(Dataset rows about figures)

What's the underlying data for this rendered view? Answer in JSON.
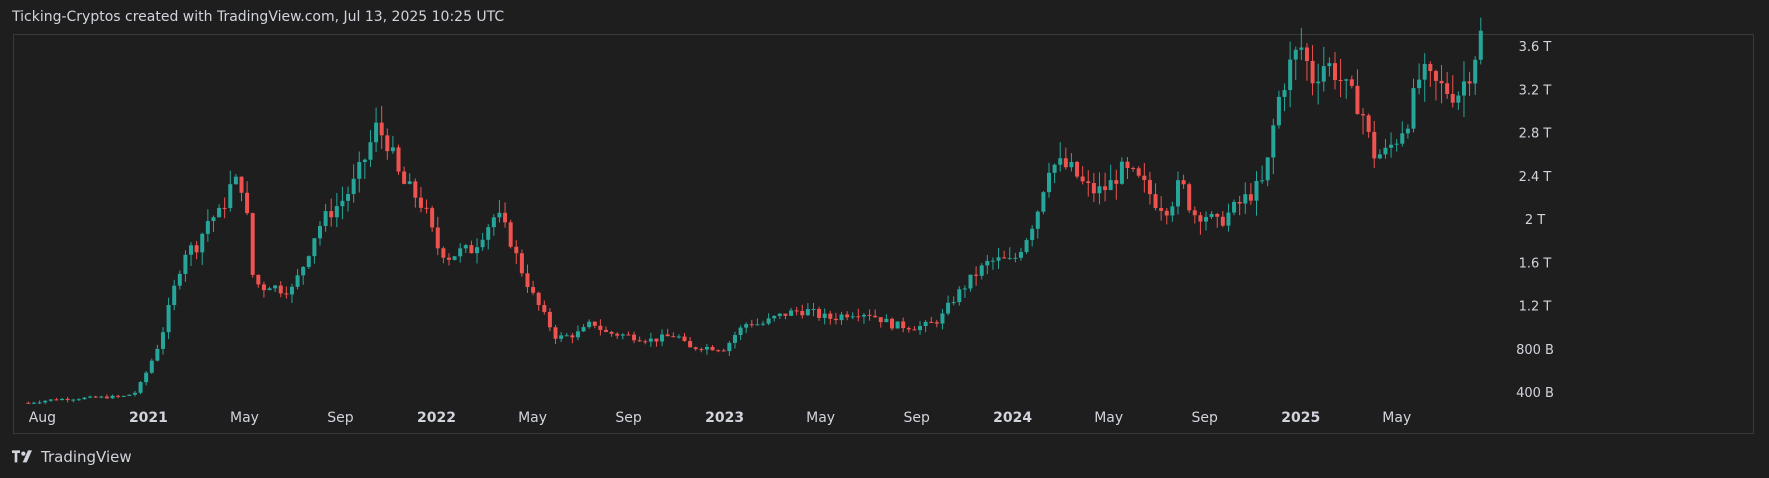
{
  "header": {
    "title": "Ticking-Cryptos created with TradingView.com, Jul 13, 2025 10:25 UTC"
  },
  "footer": {
    "brand": "TradingView"
  },
  "colors": {
    "up": "#26a69a",
    "down": "#ef5350",
    "background": "#1e1e1e",
    "text": "#d1d4dc",
    "grid": "#3a3a3a"
  },
  "chart_data": {
    "type": "candlestick",
    "title": "",
    "xlabel": "",
    "ylabel": "",
    "ylim": [
      0,
      3.8
    ],
    "y_unit": "T",
    "y_ticks": [
      {
        "value": 0.4,
        "label": "400 B"
      },
      {
        "value": 0.8,
        "label": "800 B"
      },
      {
        "value": 1.2,
        "label": "1.2 T"
      },
      {
        "value": 1.6,
        "label": "1.6 T"
      },
      {
        "value": 2.0,
        "label": "2 T"
      },
      {
        "value": 2.4,
        "label": "2.4 T"
      },
      {
        "value": 2.8,
        "label": "2.8 T"
      },
      {
        "value": 3.2,
        "label": "3.2 T"
      },
      {
        "value": 3.6,
        "label": "3.6 T"
      }
    ],
    "x_ticks": [
      {
        "label": "Aug",
        "month": 0,
        "bold": false
      },
      {
        "label": "2021",
        "month": 5,
        "bold": true
      },
      {
        "label": "May",
        "month": 9,
        "bold": false
      },
      {
        "label": "Sep",
        "month": 13,
        "bold": false
      },
      {
        "label": "2022",
        "month": 17,
        "bold": true
      },
      {
        "label": "May",
        "month": 21,
        "bold": false
      },
      {
        "label": "Sep",
        "month": 25,
        "bold": false
      },
      {
        "label": "2023",
        "month": 29,
        "bold": true
      },
      {
        "label": "May",
        "month": 33,
        "bold": false
      },
      {
        "label": "Sep",
        "month": 37,
        "bold": false
      },
      {
        "label": "2024",
        "month": 41,
        "bold": true
      },
      {
        "label": "May",
        "month": 45,
        "bold": false
      },
      {
        "label": "Sep",
        "month": 49,
        "bold": false
      },
      {
        "label": "2025",
        "month": 53,
        "bold": true
      },
      {
        "label": "May",
        "month": 57,
        "bold": false
      }
    ],
    "close_path": [
      [
        0,
        0.3
      ],
      [
        1,
        0.33
      ],
      [
        2,
        0.34
      ],
      [
        3,
        0.35
      ],
      [
        4,
        0.36
      ],
      [
        4.5,
        0.4
      ],
      [
        5,
        0.62
      ],
      [
        5.5,
        0.88
      ],
      [
        6,
        1.3
      ],
      [
        6.5,
        1.7
      ],
      [
        7,
        1.75
      ],
      [
        7.5,
        2.0
      ],
      [
        8,
        2.05
      ],
      [
        8.5,
        2.35
      ],
      [
        9,
        2.3
      ],
      [
        9.3,
        1.5
      ],
      [
        9.7,
        1.35
      ],
      [
        10,
        1.4
      ],
      [
        10.5,
        1.35
      ],
      [
        11,
        1.35
      ],
      [
        11.5,
        1.6
      ],
      [
        12,
        1.9
      ],
      [
        12.5,
        2.05
      ],
      [
        13,
        2.15
      ],
      [
        13.5,
        2.3
      ],
      [
        14,
        2.55
      ],
      [
        14.5,
        2.85
      ],
      [
        15,
        2.7
      ],
      [
        15.5,
        2.35
      ],
      [
        16,
        2.25
      ],
      [
        16.5,
        2.1
      ],
      [
        17,
        1.75
      ],
      [
        17.5,
        1.65
      ],
      [
        18,
        1.7
      ],
      [
        18.5,
        1.72
      ],
      [
        19,
        1.9
      ],
      [
        19.5,
        2.05
      ],
      [
        20,
        1.85
      ],
      [
        20.5,
        1.55
      ],
      [
        21,
        1.3
      ],
      [
        21.5,
        1.1
      ],
      [
        22,
        0.9
      ],
      [
        22.5,
        0.92
      ],
      [
        23,
        0.95
      ],
      [
        23.5,
        1.05
      ],
      [
        24,
        0.95
      ],
      [
        25,
        0.92
      ],
      [
        26,
        0.88
      ],
      [
        27,
        0.93
      ],
      [
        27.5,
        0.8
      ],
      [
        28,
        0.82
      ],
      [
        29,
        0.8
      ],
      [
        29.5,
        0.95
      ],
      [
        30,
        1.05
      ],
      [
        30.5,
        1.02
      ],
      [
        31,
        1.08
      ],
      [
        31.5,
        1.12
      ],
      [
        32,
        1.15
      ],
      [
        32.5,
        1.15
      ],
      [
        33,
        1.1
      ],
      [
        33.5,
        1.08
      ],
      [
        34,
        1.12
      ],
      [
        34.5,
        1.14
      ],
      [
        35,
        1.13
      ],
      [
        36,
        1.02
      ],
      [
        37,
        1.0
      ],
      [
        37.5,
        1.02
      ],
      [
        38,
        1.08
      ],
      [
        38.5,
        1.25
      ],
      [
        39,
        1.38
      ],
      [
        39.5,
        1.5
      ],
      [
        40,
        1.6
      ],
      [
        40.5,
        1.62
      ],
      [
        41,
        1.6
      ],
      [
        41.5,
        1.8
      ],
      [
        42,
        2.05
      ],
      [
        42.5,
        2.5
      ],
      [
        43,
        2.5
      ],
      [
        43.5,
        2.45
      ],
      [
        44,
        2.3
      ],
      [
        44.5,
        2.25
      ],
      [
        45,
        2.3
      ],
      [
        45.5,
        2.45
      ],
      [
        46,
        2.4
      ],
      [
        46.5,
        2.3
      ],
      [
        47,
        2.15
      ],
      [
        47.5,
        2.1
      ],
      [
        48,
        2.35
      ],
      [
        48.5,
        2.05
      ],
      [
        49,
        2.05
      ],
      [
        49.5,
        1.95
      ],
      [
        50,
        2.05
      ],
      [
        50.5,
        2.15
      ],
      [
        51,
        2.25
      ],
      [
        51.5,
        2.35
      ],
      [
        52,
        3.05
      ],
      [
        52.5,
        3.4
      ],
      [
        53,
        3.6
      ],
      [
        53.5,
        3.3
      ],
      [
        54,
        3.45
      ],
      [
        54.5,
        3.35
      ],
      [
        55,
        3.15
      ],
      [
        55.5,
        3.05
      ],
      [
        56,
        2.6
      ],
      [
        56.5,
        2.6
      ],
      [
        57,
        2.75
      ],
      [
        57.5,
        2.95
      ],
      [
        58,
        3.35
      ],
      [
        58.5,
        3.25
      ],
      [
        59,
        3.2
      ],
      [
        59.5,
        3.15
      ],
      [
        60,
        3.35
      ],
      [
        60.5,
        3.7
      ]
    ],
    "candles_total": 260,
    "months_shown": [
      -0.6,
      61.3
    ]
  }
}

(Objective)
Scan the entries above. Copy each line that has the string "value".

(Response to the exercise)
        "value": 0.4,
        "value": 0.8,
        "value": 1.2,
        "value": 1.6,
        "value": 2.0,
        "value": 2.4,
        "value": 2.8,
        "value": 3.2,
        "value": 3.6,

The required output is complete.